Set exercise - Each entry that follows must be output without any deviation.

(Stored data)
• • • •

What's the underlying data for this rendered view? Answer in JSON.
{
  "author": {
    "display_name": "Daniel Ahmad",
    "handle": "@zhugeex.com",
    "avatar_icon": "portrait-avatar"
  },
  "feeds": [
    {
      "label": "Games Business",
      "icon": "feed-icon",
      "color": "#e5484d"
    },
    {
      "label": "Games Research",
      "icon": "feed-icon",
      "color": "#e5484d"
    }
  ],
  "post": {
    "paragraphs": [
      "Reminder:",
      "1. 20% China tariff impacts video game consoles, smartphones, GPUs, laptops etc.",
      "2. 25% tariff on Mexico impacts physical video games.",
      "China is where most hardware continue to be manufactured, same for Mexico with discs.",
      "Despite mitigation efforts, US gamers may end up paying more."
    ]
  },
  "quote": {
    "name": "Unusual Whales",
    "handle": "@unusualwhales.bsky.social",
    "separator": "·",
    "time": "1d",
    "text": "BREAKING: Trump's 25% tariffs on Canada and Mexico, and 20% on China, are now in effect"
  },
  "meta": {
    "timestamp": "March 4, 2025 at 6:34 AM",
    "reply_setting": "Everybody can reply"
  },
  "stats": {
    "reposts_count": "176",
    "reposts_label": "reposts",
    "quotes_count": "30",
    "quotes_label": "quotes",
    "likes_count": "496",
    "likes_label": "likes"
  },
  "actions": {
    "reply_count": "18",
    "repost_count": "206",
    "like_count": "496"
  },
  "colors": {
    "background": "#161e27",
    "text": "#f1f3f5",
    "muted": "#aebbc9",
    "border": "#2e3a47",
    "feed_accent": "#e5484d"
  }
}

• • • •

Complete response -
What's the underlying data for this rendered view? Answer in JSON.
{
  "author": {
    "display_name": "Daniel Ahmad",
    "handle": "@zhugeex.com",
    "avatar_icon": "portrait-avatar"
  },
  "feeds": [
    {
      "label": "Games Business",
      "icon": "feed-icon",
      "color": "#e5484d"
    },
    {
      "label": "Games Research",
      "icon": "feed-icon",
      "color": "#e5484d"
    }
  ],
  "post": {
    "paragraphs": [
      "Reminder:",
      "1. 20% China tariff impacts video game consoles, smartphones, GPUs, laptops etc.",
      "2. 25% tariff on Mexico impacts physical video games.",
      "China is where most hardware continue to be manufactured, same for Mexico with discs.",
      "Despite mitigation efforts, US gamers may end up paying more."
    ]
  },
  "quote": {
    "name": "Unusual Whales",
    "handle": "@unusualwhales.bsky.social",
    "separator": "·",
    "time": "1d",
    "text": "BREAKING: Trump's 25% tariffs on Canada and Mexico, and 20% on China, are now in effect"
  },
  "meta": {
    "timestamp": "March 4, 2025 at 6:34 AM",
    "reply_setting": "Everybody can reply"
  },
  "stats": {
    "reposts_count": "176",
    "reposts_label": "reposts",
    "quotes_count": "30",
    "quotes_label": "quotes",
    "likes_count": "496",
    "likes_label": "likes"
  },
  "actions": {
    "reply_count": "18",
    "repost_count": "206",
    "like_count": "496"
  },
  "colors": {
    "background": "#161e27",
    "text": "#f1f3f5",
    "muted": "#aebbc9",
    "border": "#2e3a47",
    "feed_accent": "#e5484d"
  }
}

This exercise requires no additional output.